# Record excerpts:

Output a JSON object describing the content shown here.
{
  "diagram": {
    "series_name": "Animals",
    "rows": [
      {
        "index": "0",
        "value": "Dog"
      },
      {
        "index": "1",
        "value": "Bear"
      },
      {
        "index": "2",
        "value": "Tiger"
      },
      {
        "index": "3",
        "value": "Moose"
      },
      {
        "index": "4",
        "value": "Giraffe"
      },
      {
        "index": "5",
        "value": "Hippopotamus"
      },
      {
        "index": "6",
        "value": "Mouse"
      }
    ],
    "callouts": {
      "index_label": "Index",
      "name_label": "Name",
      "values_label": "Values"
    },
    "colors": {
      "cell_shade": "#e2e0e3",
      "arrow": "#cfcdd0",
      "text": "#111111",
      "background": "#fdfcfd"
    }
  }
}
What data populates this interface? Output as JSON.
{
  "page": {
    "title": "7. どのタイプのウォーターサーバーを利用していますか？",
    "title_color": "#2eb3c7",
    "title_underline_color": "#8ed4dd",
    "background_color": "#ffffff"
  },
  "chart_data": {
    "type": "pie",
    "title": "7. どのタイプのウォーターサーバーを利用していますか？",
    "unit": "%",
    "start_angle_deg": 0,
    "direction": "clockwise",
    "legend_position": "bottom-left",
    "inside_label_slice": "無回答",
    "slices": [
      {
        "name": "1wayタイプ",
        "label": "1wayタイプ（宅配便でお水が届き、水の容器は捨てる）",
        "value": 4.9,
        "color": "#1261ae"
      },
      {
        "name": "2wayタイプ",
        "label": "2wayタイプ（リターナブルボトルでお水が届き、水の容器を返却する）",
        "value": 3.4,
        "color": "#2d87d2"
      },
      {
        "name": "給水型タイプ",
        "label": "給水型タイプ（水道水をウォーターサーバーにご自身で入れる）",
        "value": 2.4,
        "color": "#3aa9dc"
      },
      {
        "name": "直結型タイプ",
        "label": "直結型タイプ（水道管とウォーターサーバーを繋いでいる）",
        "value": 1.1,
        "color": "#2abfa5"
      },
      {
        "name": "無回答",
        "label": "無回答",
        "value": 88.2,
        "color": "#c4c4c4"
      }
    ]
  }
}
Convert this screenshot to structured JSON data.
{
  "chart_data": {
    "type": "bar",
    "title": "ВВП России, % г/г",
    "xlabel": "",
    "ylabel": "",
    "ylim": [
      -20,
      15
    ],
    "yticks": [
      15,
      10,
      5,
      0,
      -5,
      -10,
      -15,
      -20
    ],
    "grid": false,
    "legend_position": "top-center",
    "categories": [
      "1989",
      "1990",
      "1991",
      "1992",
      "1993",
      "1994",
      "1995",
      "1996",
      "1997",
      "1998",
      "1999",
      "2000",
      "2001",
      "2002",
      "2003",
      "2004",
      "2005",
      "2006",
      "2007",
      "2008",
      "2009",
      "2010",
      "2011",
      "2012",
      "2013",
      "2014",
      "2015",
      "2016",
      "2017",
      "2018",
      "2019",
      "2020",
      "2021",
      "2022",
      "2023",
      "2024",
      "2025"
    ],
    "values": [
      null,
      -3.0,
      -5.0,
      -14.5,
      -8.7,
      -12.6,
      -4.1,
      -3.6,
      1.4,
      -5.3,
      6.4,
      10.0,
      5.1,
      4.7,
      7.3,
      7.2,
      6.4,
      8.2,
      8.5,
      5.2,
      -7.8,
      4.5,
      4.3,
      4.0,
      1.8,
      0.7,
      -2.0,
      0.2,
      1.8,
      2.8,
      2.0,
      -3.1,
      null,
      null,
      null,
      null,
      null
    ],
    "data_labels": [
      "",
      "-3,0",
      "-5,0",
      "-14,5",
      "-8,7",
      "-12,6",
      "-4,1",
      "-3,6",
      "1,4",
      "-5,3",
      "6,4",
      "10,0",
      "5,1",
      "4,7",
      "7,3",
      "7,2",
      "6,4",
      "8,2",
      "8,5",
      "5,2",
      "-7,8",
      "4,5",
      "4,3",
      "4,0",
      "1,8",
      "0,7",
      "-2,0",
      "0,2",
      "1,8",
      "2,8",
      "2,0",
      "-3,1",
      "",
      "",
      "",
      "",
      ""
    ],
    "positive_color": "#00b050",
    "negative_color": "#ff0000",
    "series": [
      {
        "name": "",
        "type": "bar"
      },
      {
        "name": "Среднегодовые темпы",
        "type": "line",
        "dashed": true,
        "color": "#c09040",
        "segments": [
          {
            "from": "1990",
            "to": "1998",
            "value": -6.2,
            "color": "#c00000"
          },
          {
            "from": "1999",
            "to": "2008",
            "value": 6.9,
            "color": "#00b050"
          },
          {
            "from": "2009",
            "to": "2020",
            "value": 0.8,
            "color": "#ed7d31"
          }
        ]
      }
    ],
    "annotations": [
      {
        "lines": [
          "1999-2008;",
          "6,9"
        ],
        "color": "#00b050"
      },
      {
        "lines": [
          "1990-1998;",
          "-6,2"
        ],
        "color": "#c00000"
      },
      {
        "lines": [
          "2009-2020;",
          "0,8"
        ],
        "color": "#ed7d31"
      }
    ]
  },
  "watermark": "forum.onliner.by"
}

# Directive:
Reproduce the material above, every line of it, exactly.

# Answer to the problem:
Output a JSON object describing the content shown here.
{
  "diagram": {
    "series_name": "Animals",
    "rows": [
      {
        "index": "0",
        "value": "Dog"
      },
      {
        "index": "1",
        "value": "Bear"
      },
      {
        "index": "2",
        "value": "Tiger"
      },
      {
        "index": "3",
        "value": "Moose"
      },
      {
        "index": "4",
        "value": "Giraffe"
      },
      {
        "index": "5",
        "value": "Hippopotamus"
      },
      {
        "index": "6",
        "value": "Mouse"
      }
    ],
    "callouts": {
      "index_label": "Index",
      "name_label": "Name",
      "values_label": "Values"
    },
    "colors": {
      "cell_shade": "#e2e0e3",
      "arrow": "#cfcdd0",
      "text": "#111111",
      "background": "#fdfcfd"
    }
  }
}
What data populates this interface? Output as JSON.
{
  "page": {
    "title": "7. どのタイプのウォーターサーバーを利用していますか？",
    "title_color": "#2eb3c7",
    "title_underline_color": "#8ed4dd",
    "background_color": "#ffffff"
  },
  "chart_data": {
    "type": "pie",
    "title": "7. どのタイプのウォーターサーバーを利用していますか？",
    "unit": "%",
    "start_angle_deg": 0,
    "direction": "clockwise",
    "legend_position": "bottom-left",
    "inside_label_slice": "無回答",
    "slices": [
      {
        "name": "1wayタイプ",
        "label": "1wayタイプ（宅配便でお水が届き、水の容器は捨てる）",
        "value": 4.9,
        "color": "#1261ae"
      },
      {
        "name": "2wayタイプ",
        "label": "2wayタイプ（リターナブルボトルでお水が届き、水の容器を返却する）",
        "value": 3.4,
        "color": "#2d87d2"
      },
      {
        "name": "給水型タイプ",
        "label": "給水型タイプ（水道水をウォーターサーバーにご自身で入れる）",
        "value": 2.4,
        "color": "#3aa9dc"
      },
      {
        "name": "直結型タイプ",
        "label": "直結型タイプ（水道管とウォーターサーバーを繋いでいる）",
        "value": 1.1,
        "color": "#2abfa5"
      },
      {
        "name": "無回答",
        "label": "無回答",
        "value": 88.2,
        "color": "#c4c4c4"
      }
    ]
  }
}
Convert this screenshot to structured JSON data.
{
  "chart_data": {
    "type": "bar",
    "title": "ВВП России, % г/г",
    "xlabel": "",
    "ylabel": "",
    "ylim": [
      -20,
      15
    ],
    "yticks": [
      15,
      10,
      5,
      0,
      -5,
      -10,
      -15,
      -20
    ],
    "grid": false,
    "legend_position": "top-center",
    "categories": [
      "1989",
      "1990",
      "1991",
      "1992",
      "1993",
      "1994",
      "1995",
      "1996",
      "1997",
      "1998",
      "1999",
      "2000",
      "2001",
      "2002",
      "2003",
      "2004",
      "2005",
      "2006",
      "2007",
      "2008",
      "2009",
      "2010",
      "2011",
      "2012",
      "2013",
      "2014",
      "2015",
      "2016",
      "2017",
      "2018",
      "2019",
      "2020",
      "2021",
      "2022",
      "2023",
      "2024",
      "2025"
    ],
    "values": [
      null,
      -3.0,
      -5.0,
      -14.5,
      -8.7,
      -12.6,
      -4.1,
      -3.6,
      1.4,
      -5.3,
      6.4,
      10.0,
      5.1,
      4.7,
      7.3,
      7.2,
      6.4,
      8.2,
      8.5,
      5.2,
      -7.8,
      4.5,
      4.3,
      4.0,
      1.8,
      0.7,
      -2.0,
      0.2,
      1.8,
      2.8,
      2.0,
      -3.1,
      null,
      null,
      null,
      null,
      null
    ],
    "data_labels": [
      "",
      "-3,0",
      "-5,0",
      "-14,5",
      "-8,7",
      "-12,6",
      "-4,1",
      "-3,6",
      "1,4",
      "-5,3",
      "6,4",
      "10,0",
      "5,1",
      "4,7",
      "7,3",
      "7,2",
      "6,4",
      "8,2",
      "8,5",
      "5,2",
      "-7,8",
      "4,5",
      "4,3",
      "4,0",
      "1,8",
      "0,7",
      "-2,0",
      "0,2",
      "1,8",
      "2,8",
      "2,0",
      "-3,1",
      "",
      "",
      "",
      "",
      ""
    ],
    "positive_color": "#00b050",
    "negative_color": "#ff0000",
    "series": [
      {
        "name": "",
        "type": "bar"
      },
      {
        "name": "Среднегодовые темпы",
        "type": "line",
        "dashed": true,
        "color": "#c09040",
        "segments": [
          {
            "from": "1990",
            "to": "1998",
            "value": -6.2,
            "color": "#c00000"
          },
          {
            "from": "1999",
            "to": "2008",
            "value": 6.9,
            "color": "#00b050"
          },
          {
            "from": "2009",
            "to": "2020",
            "value": 0.8,
            "color": "#ed7d31"
          }
        ]
      }
    ],
    "annotations": [
      {
        "lines": [
          "1999-2008;",
          "6,9"
        ],
        "color": "#00b050"
      },
      {
        "lines": [
          "1990-1998;",
          "-6,2"
        ],
        "color": "#c00000"
      },
      {
        "lines": [
          "2009-2020;",
          "0,8"
        ],
        "color": "#ed7d31"
      }
    ]
  },
  "watermark": "forum.onliner.by"
}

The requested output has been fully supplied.